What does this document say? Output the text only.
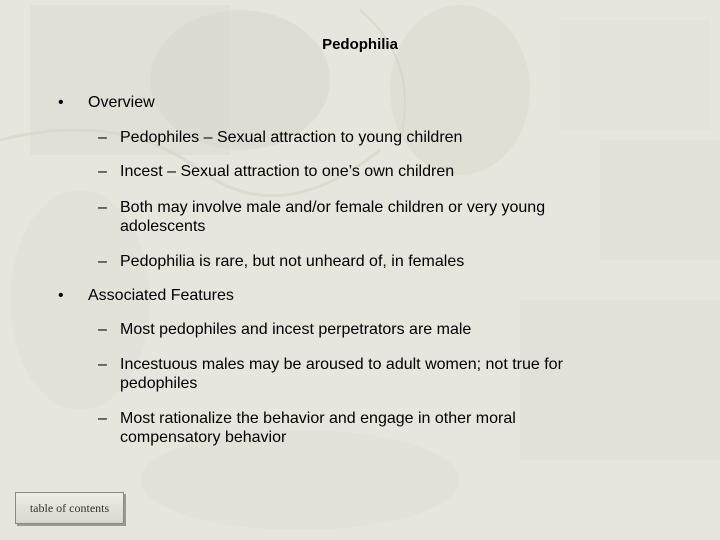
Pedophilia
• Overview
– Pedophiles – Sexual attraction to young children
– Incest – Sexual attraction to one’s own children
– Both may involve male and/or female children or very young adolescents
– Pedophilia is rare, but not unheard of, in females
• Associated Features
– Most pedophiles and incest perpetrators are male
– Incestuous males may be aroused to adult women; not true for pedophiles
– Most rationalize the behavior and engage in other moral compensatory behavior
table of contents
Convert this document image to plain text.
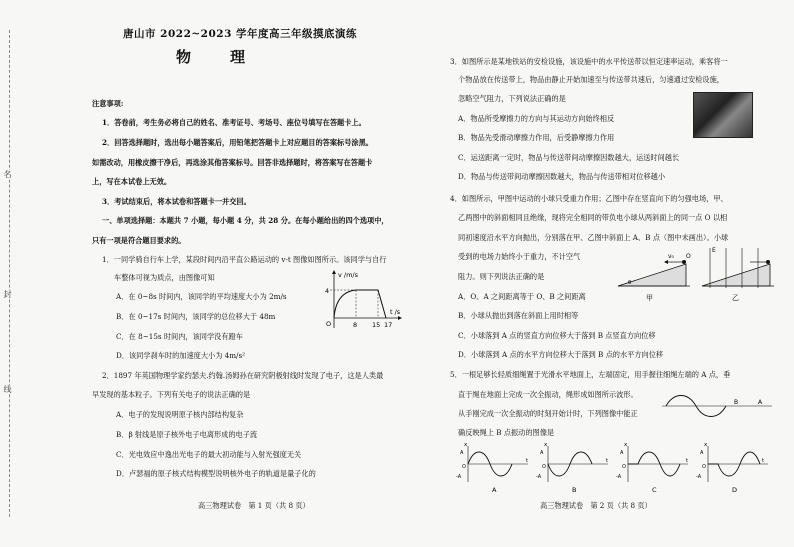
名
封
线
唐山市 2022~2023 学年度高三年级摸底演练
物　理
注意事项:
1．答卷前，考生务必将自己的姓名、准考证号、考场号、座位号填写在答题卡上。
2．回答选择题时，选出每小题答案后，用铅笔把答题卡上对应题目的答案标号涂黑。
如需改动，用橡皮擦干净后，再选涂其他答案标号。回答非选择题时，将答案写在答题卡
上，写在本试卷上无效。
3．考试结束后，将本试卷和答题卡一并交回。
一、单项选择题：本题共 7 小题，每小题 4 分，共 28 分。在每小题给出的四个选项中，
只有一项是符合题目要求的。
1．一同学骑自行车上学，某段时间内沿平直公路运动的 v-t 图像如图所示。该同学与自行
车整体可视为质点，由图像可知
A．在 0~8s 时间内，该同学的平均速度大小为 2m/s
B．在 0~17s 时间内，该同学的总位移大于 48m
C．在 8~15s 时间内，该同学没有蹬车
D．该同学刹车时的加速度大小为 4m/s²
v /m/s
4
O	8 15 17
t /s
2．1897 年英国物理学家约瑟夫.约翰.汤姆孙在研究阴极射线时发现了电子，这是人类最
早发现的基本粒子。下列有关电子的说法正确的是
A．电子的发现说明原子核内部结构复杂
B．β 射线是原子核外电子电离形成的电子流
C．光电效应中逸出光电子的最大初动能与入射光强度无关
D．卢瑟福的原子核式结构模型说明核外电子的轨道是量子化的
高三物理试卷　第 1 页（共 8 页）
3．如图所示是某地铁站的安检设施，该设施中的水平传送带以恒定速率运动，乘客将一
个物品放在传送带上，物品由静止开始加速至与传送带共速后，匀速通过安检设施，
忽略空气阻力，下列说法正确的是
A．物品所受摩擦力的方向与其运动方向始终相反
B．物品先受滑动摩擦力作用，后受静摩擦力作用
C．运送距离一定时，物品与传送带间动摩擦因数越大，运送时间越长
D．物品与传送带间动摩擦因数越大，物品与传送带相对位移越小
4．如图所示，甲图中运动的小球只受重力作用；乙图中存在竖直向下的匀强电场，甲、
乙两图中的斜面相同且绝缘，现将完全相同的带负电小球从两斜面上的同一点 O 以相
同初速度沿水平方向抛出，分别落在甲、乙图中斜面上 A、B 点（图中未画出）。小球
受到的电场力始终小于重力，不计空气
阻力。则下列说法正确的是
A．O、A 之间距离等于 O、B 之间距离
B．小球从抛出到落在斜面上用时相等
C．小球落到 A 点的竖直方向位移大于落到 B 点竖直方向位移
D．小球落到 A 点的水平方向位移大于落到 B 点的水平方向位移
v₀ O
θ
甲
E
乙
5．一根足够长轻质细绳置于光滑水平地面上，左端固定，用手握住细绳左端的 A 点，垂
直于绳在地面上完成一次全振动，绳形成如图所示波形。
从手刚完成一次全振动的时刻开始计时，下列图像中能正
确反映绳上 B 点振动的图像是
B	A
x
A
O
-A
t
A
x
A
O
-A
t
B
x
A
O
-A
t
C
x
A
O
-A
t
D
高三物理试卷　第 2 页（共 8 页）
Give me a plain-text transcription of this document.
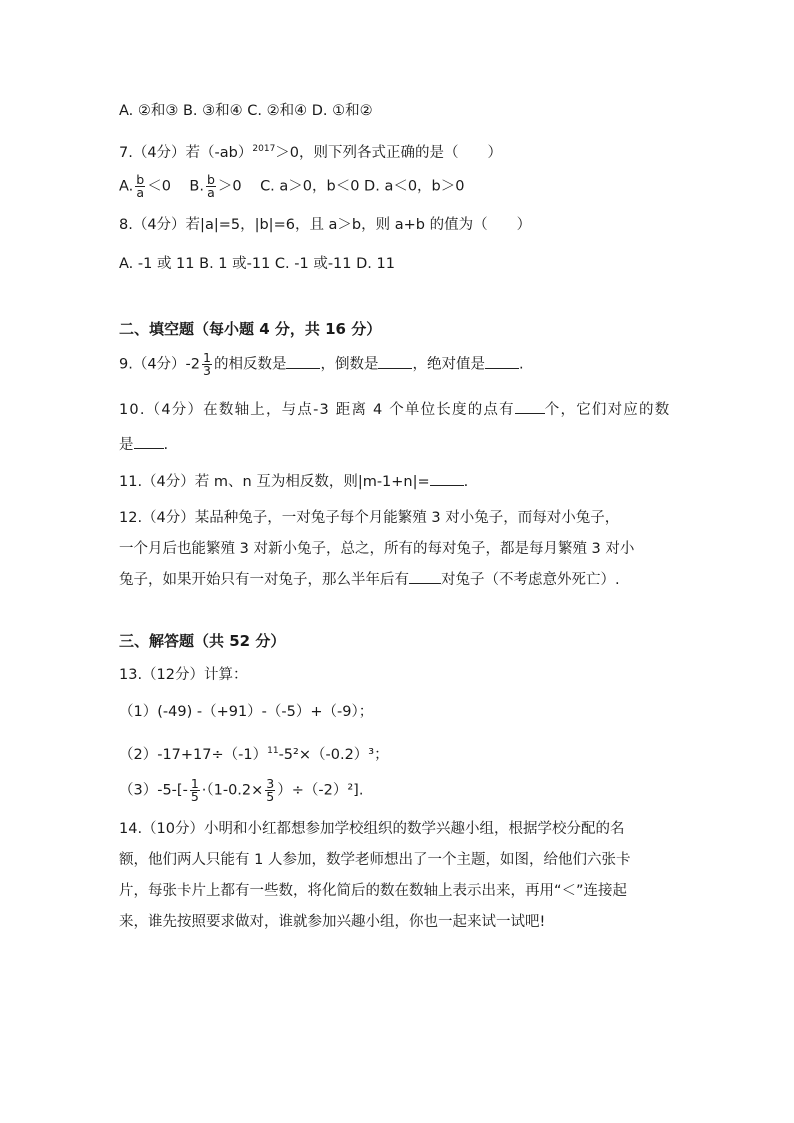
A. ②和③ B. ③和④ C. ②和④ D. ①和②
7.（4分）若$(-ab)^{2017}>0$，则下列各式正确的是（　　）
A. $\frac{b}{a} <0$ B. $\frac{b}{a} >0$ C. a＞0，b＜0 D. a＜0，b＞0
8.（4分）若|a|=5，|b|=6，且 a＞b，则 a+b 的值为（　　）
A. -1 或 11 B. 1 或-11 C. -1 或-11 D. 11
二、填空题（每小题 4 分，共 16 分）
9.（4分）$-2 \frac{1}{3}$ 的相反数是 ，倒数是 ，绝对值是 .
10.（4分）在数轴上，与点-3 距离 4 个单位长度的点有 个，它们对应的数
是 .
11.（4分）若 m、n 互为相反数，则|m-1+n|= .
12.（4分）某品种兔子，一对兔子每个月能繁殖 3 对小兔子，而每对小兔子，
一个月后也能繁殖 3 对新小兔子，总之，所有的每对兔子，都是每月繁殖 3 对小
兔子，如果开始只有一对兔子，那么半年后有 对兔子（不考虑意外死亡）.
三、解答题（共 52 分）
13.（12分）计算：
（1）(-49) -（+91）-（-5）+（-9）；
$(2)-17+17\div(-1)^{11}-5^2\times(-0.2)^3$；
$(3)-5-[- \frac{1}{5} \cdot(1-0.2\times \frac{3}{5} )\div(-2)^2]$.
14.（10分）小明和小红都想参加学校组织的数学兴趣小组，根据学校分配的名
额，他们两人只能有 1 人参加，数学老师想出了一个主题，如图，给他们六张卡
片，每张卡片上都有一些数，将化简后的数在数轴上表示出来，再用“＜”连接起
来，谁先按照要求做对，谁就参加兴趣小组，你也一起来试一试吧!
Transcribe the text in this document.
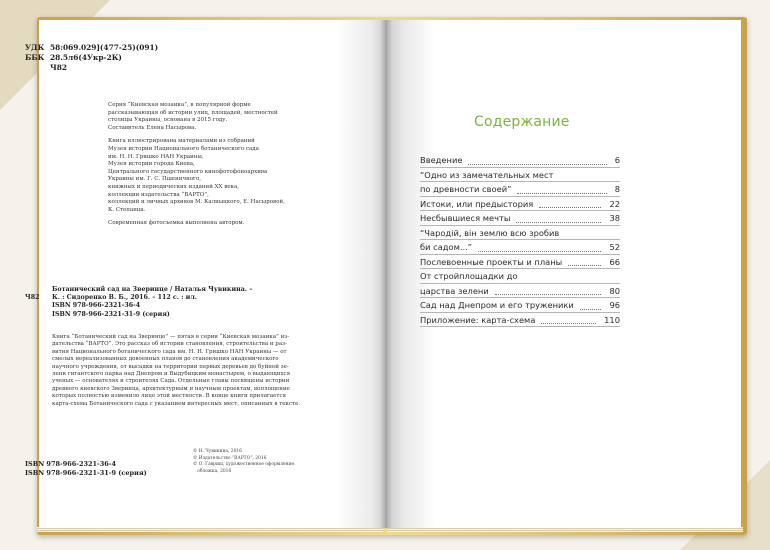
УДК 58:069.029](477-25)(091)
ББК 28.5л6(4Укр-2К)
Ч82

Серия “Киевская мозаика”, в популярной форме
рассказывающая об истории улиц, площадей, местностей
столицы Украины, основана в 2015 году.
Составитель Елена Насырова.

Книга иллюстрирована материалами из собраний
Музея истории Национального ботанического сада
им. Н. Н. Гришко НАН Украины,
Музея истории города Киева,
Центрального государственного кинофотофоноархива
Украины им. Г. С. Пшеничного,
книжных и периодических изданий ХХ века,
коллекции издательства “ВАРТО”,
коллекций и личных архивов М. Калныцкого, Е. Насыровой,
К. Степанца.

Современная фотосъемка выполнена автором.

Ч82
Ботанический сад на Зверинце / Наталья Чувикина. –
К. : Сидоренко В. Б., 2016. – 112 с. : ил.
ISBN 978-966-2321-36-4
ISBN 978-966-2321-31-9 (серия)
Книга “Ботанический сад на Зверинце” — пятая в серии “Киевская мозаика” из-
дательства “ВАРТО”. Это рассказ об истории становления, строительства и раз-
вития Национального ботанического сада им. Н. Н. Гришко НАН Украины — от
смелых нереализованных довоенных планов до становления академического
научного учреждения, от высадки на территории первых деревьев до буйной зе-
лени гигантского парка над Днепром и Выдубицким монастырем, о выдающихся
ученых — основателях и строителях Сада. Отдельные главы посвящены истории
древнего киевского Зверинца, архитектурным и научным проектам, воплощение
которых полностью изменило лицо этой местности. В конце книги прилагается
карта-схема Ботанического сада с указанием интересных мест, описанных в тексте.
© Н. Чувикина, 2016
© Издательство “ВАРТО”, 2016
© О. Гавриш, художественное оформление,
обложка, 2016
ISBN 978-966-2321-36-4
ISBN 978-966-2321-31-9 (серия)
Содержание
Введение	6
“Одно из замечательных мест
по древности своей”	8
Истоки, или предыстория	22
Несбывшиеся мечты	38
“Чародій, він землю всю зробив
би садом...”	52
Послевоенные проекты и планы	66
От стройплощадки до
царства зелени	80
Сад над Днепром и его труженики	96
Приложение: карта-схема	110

========================================================================

EXERCISE DESCRIPTION »
Excluding the pictures, reproduce every entry exactly as given.

COMPLETED TASK »
What does this document say? Output the text only.
Pedophilia
• Overview
– Pedophiles – Sexual attraction to young children
– Incest – Sexual attraction to one’s own children
– Both may involve male and/or female children or very young adolescents
– Pedophilia is rare, but not unheard of, in females
• Associated Features
– Most pedophiles and incest perpetrators are male
– Incestuous males may be aroused to adult women; not true for pedophiles
– Most rationalize the behavior and engage in other moral compensatory behavior
table of contents
Convert this document image to plain text.
名
封
线
唐山市 2022~2023 学年度高三年级摸底演练
物　理
注意事项:
1．答卷前，考生务必将自己的姓名、准考证号、考场号、座位号填写在答题卡上。
2．回答选择题时，选出每小题答案后，用铅笔把答题卡上对应题目的答案标号涂黑。
如需改动，用橡皮擦干净后，再选涂其他答案标号。回答非选择题时，将答案写在答题卡
上，写在本试卷上无效。
3．考试结束后，将本试卷和答题卡一并交回。
一、单项选择题：本题共 7 小题，每小题 4 分，共 28 分。在每小题给出的四个选项中，
只有一项是符合题目要求的。
1．一同学骑自行车上学，某段时间内沿平直公路运动的 v-t 图像如图所示。该同学与自行
车整体可视为质点，由图像可知
A．在 0~8s 时间内，该同学的平均速度大小为 2m/s
B．在 0~17s 时间内，该同学的总位移大于 48m
C．在 8~15s 时间内，该同学没有蹬车
D．该同学刹车时的加速度大小为 4m/s²
v /m/s
4
O	8 15 17
t /s
2．1897 年英国物理学家约瑟夫.约翰.汤姆孙在研究阴极射线时发现了电子，这是人类最
早发现的基本粒子。下列有关电子的说法正确的是
A．电子的发现说明原子核内部结构复杂
B．β 射线是原子核外电子电离形成的电子流
C．光电效应中逸出光电子的最大初动能与入射光强度无关
D．卢瑟福的原子核式结构模型说明核外电子的轨道是量子化的
高三物理试卷　第 1 页（共 8 页）
3．如图所示是某地铁站的安检设施，该设施中的水平传送带以恒定速率运动，乘客将一
个物品放在传送带上，物品由静止开始加速至与传送带共速后，匀速通过安检设施，
忽略空气阻力，下列说法正确的是
A．物品所受摩擦力的方向与其运动方向始终相反
B．物品先受滑动摩擦力作用，后受静摩擦力作用
C．运送距离一定时，物品与传送带间动摩擦因数越大，运送时间越长
D．物品与传送带间动摩擦因数越大，物品与传送带相对位移越小
4．如图所示，甲图中运动的小球只受重力作用；乙图中存在竖直向下的匀强电场，甲、
乙两图中的斜面相同且绝缘，现将完全相同的带负电小球从两斜面上的同一点 O 以相
同初速度沿水平方向抛出，分别落在甲、乙图中斜面上 A、B 点（图中未画出）。小球
受到的电场力始终小于重力，不计空气
阻力。则下列说法正确的是
A．O、A 之间距离等于 O、B 之间距离
B．小球从抛出到落在斜面上用时相等
C．小球落到 A 点的竖直方向位移大于落到 B 点竖直方向位移
D．小球落到 A 点的水平方向位移大于落到 B 点的水平方向位移
v₀ O
θ
甲
E
乙
5．一根足够长轻质细绳置于光滑水平地面上，左端固定，用手握住细绳左端的 A 点，垂
直于绳在地面上完成一次全振动，绳形成如图所示波形。
从手刚完成一次全振动的时刻开始计时，下列图像中能正
确反映绳上 B 点振动的图像是
B	A
x
A
O
-A
t
A
x
A
O
-A
t
B
x
A
O
-A
t
C
x
A
O
-A
t
D
高三物理试卷　第 2 页（共 8 页）
Give me a plain-text transcription of this document.
A. ②和③ B. ③和④ C. ②和④ D. ①和②
7.（4分）若$(-ab)^{2017}>0$，则下列各式正确的是（　　）
A. $\frac{b}{a} <0$ B. $\frac{b}{a} >0$ C. a＞0，b＜0 D. a＜0，b＞0
8.（4分）若|a|=5，|b|=6，且 a＞b，则 a+b 的值为（　　）
A. -1 或 11 B. 1 或-11 C. -1 或-11 D. 11
二、填空题（每小题 4 分，共 16 分）
9.（4分）$-2 \frac{1}{3}$ 的相反数是 ，倒数是 ，绝对值是 .
10.（4分）在数轴上，与点-3 距离 4 个单位长度的点有 个，它们对应的数
是 .
11.（4分）若 m、n 互为相反数，则|m-1+n|= .
12.（4分）某品种兔子，一对兔子每个月能繁殖 3 对小兔子，而每对小兔子，
一个月后也能繁殖 3 对新小兔子，总之，所有的每对兔子，都是每月繁殖 3 对小
兔子，如果开始只有一对兔子，那么半年后有 对兔子（不考虑意外死亡）.
三、解答题（共 52 分）
13.（12分）计算：
（1）(-49) -（+91）-（-5）+（-9）；
$(2)-17+17\div(-1)^{11}-5^2\times(-0.2)^3$；
$(3)-5-[- \frac{1}{5} \cdot(1-0.2\times \frac{3}{5} )\div(-2)^2]$.
14.（10分）小明和小红都想参加学校组织的数学兴趣小组，根据学校分配的名
额，他们两人只能有 1 人参加，数学老师想出了一个主题，如图，给他们六张卡
片，每张卡片上都有一些数，将化简后的数在数轴上表示出来，再用“＜”连接起
来，谁先按照要求做对，谁就参加兴趣小组，你也一起来试一试吧!
Transcribe the text in this document.
УДК 58:069.029](477-25)(091)
ББК 28.5л6(4Укр-2К)
Ч82

Серия “Киевская мозаика”, в популярной форме
рассказывающая об истории улиц, площадей, местностей
столицы Украины, основана в 2015 году.
Составитель Елена Насырова.

Книга иллюстрирована материалами из собраний
Музея истории Национального ботанического сада
им. Н. Н. Гришко НАН Украины,
Музея истории города Киева,
Центрального государственного кинофотофоноархива
Украины им. Г. С. Пшеничного,
книжных и периодических изданий ХХ века,
коллекции издательства “ВАРТО”,
коллекций и личных архивов М. Калныцкого, Е. Насыровой,
К. Степанца.

Современная фотосъемка выполнена автором.

Ч82
Ботанический сад на Зверинце / Наталья Чувикина. –
К. : Сидоренко В. Б., 2016. – 112 с. : ил.
ISBN 978-966-2321-36-4
ISBN 978-966-2321-31-9 (серия)
Книга “Ботанический сад на Зверинце” — пятая в серии “Киевская мозаика” из-
дательства “ВАРТО”. Это рассказ об истории становления, строительства и раз-
вития Национального ботанического сада им. Н. Н. Гришко НАН Украины — от
смелых нереализованных довоенных планов до становления академического
научного учреждения, от высадки на территории первых деревьев до буйной зе-
лени гигантского парка над Днепром и Выдубицким монастырем, о выдающихся
ученых — основателях и строителях Сада. Отдельные главы посвящены истории
древнего киевского Зверинца, архитектурным и научным проектам, воплощение
которых полностью изменило лицо этой местности. В конце книги прилагается
карта-схема Ботанического сада с указанием интересных мест, описанных в тексте.
© Н. Чувикина, 2016
© Издательство “ВАРТО”, 2016
© О. Гавриш, художественное оформление,
обложка, 2016
ISBN 978-966-2321-36-4
ISBN 978-966-2321-31-9 (серия)
Содержание
Введение	6
“Одно из замечательных мест
по древности своей”	8
Истоки, или предыстория	22
Несбывшиеся мечты	38
“Чародій, він землю всю зробив
би садом...”	52
Послевоенные проекты и планы	66
От стройплощадки до
царства зелени	80
Сад над Днепром и его труженики	96
Приложение: карта-схема	110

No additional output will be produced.